━━━━━ DATA FOR PROCESSING ━━━━━
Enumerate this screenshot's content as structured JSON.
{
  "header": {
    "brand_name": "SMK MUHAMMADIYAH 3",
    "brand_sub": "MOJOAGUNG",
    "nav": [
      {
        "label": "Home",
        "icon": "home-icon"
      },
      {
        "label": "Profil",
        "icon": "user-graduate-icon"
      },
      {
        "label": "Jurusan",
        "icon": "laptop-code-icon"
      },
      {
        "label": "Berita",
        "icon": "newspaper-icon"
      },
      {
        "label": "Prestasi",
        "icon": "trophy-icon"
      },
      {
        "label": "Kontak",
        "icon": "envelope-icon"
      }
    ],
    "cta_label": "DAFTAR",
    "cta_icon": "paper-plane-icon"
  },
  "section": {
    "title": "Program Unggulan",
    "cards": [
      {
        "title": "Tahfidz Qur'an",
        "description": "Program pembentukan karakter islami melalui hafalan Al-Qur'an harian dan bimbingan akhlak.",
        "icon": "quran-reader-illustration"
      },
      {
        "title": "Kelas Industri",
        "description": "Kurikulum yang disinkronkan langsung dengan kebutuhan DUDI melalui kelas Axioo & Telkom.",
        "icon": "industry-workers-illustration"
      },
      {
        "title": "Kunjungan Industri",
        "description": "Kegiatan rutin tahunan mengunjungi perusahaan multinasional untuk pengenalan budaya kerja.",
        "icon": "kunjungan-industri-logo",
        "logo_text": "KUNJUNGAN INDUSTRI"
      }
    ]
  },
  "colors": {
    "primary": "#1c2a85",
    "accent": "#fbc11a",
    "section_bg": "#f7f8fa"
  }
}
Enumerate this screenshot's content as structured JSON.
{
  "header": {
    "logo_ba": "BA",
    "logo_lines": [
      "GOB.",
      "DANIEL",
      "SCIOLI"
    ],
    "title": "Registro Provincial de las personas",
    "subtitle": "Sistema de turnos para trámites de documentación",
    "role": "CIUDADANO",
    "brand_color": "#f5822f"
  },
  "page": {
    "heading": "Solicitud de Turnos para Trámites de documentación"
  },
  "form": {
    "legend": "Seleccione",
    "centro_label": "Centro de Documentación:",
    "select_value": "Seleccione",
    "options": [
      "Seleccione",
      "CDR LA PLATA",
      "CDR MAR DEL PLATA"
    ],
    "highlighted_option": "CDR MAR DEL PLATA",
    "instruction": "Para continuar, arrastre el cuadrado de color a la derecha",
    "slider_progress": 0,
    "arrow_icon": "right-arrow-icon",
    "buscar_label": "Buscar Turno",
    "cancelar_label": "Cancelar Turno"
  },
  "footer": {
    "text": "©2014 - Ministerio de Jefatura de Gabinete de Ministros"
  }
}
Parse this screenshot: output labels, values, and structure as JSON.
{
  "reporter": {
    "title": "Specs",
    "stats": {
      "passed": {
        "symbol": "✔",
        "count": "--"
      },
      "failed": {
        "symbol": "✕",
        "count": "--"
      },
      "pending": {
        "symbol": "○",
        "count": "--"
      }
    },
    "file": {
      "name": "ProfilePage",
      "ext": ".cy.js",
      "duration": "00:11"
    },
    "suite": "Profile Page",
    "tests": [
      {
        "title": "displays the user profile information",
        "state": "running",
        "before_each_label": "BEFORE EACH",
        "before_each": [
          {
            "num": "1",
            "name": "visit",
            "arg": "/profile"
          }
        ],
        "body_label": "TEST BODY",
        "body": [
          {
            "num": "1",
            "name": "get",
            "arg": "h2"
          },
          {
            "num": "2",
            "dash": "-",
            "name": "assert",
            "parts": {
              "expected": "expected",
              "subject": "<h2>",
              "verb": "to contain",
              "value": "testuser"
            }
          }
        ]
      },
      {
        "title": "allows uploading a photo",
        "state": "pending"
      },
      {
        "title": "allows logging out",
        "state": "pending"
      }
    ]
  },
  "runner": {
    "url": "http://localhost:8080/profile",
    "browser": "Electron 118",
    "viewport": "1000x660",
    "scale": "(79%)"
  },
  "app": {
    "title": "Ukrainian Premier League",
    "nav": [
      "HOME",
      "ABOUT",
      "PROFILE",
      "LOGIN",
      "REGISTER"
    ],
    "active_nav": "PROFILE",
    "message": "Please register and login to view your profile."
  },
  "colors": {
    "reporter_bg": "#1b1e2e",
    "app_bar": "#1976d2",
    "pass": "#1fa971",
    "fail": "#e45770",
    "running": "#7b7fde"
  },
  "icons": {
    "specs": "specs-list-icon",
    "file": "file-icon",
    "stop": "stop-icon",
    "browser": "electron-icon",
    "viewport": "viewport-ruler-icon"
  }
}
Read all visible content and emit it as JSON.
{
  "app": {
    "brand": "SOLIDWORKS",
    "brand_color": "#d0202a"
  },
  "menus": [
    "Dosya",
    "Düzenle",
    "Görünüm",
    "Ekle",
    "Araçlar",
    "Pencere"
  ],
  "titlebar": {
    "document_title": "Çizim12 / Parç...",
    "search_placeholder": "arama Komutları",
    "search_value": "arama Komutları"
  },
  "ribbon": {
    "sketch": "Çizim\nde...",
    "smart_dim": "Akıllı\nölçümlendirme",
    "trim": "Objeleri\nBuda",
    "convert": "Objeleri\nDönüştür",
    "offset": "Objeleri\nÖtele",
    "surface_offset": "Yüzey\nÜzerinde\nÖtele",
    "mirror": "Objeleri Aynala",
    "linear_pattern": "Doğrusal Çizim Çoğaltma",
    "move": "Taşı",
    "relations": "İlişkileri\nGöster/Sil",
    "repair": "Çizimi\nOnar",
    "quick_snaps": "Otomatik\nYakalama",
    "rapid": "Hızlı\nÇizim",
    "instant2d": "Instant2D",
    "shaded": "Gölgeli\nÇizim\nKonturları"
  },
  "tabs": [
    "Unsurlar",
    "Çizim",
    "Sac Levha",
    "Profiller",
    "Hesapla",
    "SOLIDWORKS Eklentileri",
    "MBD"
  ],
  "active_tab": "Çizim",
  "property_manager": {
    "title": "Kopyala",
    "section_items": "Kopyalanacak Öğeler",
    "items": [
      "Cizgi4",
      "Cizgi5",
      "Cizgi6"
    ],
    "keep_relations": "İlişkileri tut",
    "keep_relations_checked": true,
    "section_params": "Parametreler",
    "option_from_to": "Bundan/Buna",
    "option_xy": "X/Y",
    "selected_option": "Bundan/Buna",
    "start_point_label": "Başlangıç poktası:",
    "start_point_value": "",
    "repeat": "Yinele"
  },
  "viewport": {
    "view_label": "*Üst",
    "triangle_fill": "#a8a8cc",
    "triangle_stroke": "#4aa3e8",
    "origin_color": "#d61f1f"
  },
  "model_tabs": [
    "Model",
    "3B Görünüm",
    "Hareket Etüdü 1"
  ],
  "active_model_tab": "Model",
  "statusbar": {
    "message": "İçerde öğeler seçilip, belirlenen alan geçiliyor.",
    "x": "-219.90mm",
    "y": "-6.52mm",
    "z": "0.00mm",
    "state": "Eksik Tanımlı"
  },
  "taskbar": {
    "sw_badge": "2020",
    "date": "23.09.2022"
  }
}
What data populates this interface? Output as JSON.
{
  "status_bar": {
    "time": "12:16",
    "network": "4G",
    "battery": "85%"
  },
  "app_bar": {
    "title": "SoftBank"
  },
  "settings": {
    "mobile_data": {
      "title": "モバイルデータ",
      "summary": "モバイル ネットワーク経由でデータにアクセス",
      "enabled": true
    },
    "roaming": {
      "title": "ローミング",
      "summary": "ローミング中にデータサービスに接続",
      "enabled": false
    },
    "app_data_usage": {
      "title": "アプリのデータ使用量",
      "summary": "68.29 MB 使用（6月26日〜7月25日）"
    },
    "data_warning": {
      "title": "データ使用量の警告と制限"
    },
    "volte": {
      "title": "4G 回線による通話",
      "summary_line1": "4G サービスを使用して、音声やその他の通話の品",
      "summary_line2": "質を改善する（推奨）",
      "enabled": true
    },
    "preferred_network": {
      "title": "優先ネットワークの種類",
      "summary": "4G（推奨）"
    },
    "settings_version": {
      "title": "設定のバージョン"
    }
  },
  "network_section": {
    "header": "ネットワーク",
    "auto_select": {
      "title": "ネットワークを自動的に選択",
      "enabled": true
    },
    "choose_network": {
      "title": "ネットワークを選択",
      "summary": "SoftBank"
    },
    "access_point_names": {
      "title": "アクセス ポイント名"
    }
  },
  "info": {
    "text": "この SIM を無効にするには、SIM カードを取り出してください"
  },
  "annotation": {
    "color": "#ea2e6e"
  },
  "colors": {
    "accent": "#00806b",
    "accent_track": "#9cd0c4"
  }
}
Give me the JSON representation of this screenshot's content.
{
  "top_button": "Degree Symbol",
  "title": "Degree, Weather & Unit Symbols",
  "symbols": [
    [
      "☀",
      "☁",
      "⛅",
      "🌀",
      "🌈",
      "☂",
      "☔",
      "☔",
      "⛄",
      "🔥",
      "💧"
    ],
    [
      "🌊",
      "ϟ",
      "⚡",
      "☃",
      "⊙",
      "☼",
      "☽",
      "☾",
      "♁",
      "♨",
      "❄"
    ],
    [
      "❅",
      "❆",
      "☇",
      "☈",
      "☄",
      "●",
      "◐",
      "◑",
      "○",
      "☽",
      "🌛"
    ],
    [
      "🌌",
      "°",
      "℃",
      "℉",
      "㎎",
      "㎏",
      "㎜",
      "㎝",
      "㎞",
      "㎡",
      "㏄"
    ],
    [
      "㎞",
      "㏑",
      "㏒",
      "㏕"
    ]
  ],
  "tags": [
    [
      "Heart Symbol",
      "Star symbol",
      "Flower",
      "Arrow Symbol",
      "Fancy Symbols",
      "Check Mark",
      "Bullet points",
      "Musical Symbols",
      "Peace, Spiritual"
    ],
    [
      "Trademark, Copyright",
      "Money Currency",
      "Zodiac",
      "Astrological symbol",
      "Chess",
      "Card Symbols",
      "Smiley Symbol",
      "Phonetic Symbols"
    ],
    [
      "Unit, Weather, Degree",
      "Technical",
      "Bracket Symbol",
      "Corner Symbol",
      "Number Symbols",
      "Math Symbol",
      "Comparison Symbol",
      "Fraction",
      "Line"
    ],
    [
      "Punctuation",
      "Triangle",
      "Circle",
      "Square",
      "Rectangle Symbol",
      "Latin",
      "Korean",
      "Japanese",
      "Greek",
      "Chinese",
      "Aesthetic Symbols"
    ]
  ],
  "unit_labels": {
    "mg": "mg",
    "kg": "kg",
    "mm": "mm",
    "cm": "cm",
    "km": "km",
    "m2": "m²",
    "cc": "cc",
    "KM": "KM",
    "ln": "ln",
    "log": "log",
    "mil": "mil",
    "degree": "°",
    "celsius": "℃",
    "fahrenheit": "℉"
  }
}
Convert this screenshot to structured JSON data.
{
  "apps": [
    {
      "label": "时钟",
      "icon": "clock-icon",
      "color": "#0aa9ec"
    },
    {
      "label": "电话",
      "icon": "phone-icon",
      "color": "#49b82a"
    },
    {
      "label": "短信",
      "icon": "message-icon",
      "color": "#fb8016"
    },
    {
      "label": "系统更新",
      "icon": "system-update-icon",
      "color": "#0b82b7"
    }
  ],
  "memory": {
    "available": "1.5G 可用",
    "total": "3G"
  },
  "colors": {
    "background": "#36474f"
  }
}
━━━━━
■ EXERCISE GOAL
Find all lines with "browser" in them and copy each one.

■ RESPONSE TO THE TASK
    "browser": "Electron 118",
    "browser": "electron-icon",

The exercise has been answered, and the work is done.